- GOAL
Print the line containing "Type out the text in this image." and each line after it through the end, please, with nothing added.

- SUPPLIED INFORMATION
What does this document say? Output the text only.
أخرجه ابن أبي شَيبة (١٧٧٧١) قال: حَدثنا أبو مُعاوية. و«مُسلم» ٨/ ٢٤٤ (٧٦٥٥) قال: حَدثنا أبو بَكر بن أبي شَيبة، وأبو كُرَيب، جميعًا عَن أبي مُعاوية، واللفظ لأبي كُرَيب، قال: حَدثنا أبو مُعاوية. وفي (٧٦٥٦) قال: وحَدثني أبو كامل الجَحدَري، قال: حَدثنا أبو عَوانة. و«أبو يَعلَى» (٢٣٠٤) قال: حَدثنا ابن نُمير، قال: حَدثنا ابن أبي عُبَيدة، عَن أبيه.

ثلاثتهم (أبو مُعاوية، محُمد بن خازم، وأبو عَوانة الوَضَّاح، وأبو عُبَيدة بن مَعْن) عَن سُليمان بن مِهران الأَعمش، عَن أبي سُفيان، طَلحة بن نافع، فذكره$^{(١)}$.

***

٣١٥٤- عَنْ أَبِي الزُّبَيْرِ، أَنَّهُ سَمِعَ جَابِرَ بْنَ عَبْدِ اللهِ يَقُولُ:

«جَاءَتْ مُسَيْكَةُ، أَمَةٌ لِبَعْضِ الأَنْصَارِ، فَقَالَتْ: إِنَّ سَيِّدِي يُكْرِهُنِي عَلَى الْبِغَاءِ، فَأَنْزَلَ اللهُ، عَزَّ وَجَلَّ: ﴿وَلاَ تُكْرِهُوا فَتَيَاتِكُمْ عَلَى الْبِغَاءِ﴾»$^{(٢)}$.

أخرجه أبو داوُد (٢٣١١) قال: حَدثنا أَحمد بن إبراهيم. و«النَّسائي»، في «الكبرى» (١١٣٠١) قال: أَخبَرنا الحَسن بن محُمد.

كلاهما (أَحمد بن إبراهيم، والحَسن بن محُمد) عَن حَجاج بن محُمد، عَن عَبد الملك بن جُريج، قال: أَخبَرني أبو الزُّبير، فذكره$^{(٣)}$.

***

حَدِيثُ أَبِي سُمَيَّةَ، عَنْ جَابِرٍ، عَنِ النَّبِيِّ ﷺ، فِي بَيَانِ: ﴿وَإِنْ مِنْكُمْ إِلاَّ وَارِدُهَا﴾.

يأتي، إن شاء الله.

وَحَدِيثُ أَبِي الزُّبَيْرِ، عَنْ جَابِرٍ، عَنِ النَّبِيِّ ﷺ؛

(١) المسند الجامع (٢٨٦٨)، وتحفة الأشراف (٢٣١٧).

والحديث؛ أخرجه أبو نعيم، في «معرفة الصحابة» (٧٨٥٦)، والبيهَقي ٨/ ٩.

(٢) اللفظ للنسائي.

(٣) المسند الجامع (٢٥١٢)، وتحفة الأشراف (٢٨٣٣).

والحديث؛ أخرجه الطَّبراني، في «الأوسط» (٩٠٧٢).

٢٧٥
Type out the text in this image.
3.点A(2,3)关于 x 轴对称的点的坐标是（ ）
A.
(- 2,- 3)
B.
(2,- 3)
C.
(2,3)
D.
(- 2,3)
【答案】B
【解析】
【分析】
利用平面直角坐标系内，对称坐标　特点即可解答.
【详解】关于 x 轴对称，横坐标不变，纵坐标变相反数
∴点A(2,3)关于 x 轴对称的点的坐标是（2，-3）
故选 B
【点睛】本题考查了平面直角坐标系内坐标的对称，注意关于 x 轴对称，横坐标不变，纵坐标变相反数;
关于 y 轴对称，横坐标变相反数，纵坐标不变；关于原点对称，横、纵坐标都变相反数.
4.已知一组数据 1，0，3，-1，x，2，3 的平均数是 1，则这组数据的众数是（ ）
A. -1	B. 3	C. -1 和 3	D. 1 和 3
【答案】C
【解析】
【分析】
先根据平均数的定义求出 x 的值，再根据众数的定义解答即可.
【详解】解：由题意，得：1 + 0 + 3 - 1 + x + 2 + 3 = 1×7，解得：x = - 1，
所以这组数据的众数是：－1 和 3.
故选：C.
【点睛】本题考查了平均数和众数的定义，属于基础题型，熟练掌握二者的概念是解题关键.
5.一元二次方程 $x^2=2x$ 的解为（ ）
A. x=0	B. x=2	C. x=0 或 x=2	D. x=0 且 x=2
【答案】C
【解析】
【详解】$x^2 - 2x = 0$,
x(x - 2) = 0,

- SOLUTION BELOW
Type out the text in this image.
3.点A(2,3)关于 x 轴对称的点的坐标是（ ）
A.
(- 2,- 3)
B.
(2,- 3)
C.
(2,3)
D.
(- 2,3)
【答案】B
【解析】
【分析】
利用平面直角坐标系内，对称坐标　特点即可解答.
【详解】关于 x 轴对称，横坐标不变，纵坐标变相反数
∴点A(2,3)关于 x 轴对称的点的坐标是（2，-3）
故选 B
【点睛】本题考查了平面直角坐标系内坐标的对称，注意关于 x 轴对称，横坐标不变，纵坐标变相反数;
关于 y 轴对称，横坐标变相反数，纵坐标不变；关于原点对称，横、纵坐标都变相反数.
4.已知一组数据 1，0，3，-1，x，2，3 的平均数是 1，则这组数据的众数是（ ）
A. -1	B. 3	C. -1 和 3	D. 1 和 3
【答案】C
【解析】
【分析】
先根据平均数的定义求出 x 的值，再根据众数的定义解答即可.
【详解】解：由题意，得：1 + 0 + 3 - 1 + x + 2 + 3 = 1×7，解得：x = - 1，
所以这组数据的众数是：－1 和 3.
故选：C.
【点睛】本题考查了平均数和众数的定义，属于基础题型，熟练掌握二者的概念是解题关键.
5.一元二次方程 $x^2=2x$ 的解为（ ）
A. x=0	B. x=2	C. x=0 或 x=2	D. x=0 且 x=2
【答案】C
【解析】
【详解】$x^2 - 2x = 0$,
x(x - 2) = 0,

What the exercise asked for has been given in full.